Given exercise => Examine the records and identify each line that includes the string "一季度重点行业的进口规模增速". Copy those lines.

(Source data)
########
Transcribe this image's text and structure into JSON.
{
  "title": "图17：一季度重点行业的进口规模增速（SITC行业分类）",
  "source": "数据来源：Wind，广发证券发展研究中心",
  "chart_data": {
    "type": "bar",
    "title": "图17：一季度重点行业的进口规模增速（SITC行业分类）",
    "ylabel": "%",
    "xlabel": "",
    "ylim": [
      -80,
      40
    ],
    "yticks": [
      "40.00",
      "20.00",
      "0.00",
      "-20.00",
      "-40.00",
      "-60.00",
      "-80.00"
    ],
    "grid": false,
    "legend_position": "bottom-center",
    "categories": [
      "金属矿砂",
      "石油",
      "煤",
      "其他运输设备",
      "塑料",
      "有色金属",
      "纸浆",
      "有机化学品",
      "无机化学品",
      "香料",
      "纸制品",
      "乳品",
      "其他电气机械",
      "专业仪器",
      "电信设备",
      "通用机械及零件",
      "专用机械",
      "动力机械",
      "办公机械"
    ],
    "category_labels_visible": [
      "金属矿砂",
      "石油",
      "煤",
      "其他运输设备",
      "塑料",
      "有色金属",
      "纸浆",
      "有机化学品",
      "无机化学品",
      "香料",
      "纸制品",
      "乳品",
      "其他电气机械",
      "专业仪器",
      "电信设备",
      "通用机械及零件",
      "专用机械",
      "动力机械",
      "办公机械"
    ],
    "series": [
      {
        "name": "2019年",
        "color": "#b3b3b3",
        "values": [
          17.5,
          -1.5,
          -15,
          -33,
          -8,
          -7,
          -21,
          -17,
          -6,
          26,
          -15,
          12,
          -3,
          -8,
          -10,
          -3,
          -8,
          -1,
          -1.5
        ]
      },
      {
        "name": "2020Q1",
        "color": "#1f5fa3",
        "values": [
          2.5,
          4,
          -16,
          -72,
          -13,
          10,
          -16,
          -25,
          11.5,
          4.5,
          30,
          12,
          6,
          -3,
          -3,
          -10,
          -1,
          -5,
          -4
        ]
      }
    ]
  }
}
########
Response to this exercise =>
  "title": "图17：一季度重点行业的进口规模增速（SITC行业分类）",
    "title": "图17：一季度重点行业的进口规模增速（SITC行业分类）",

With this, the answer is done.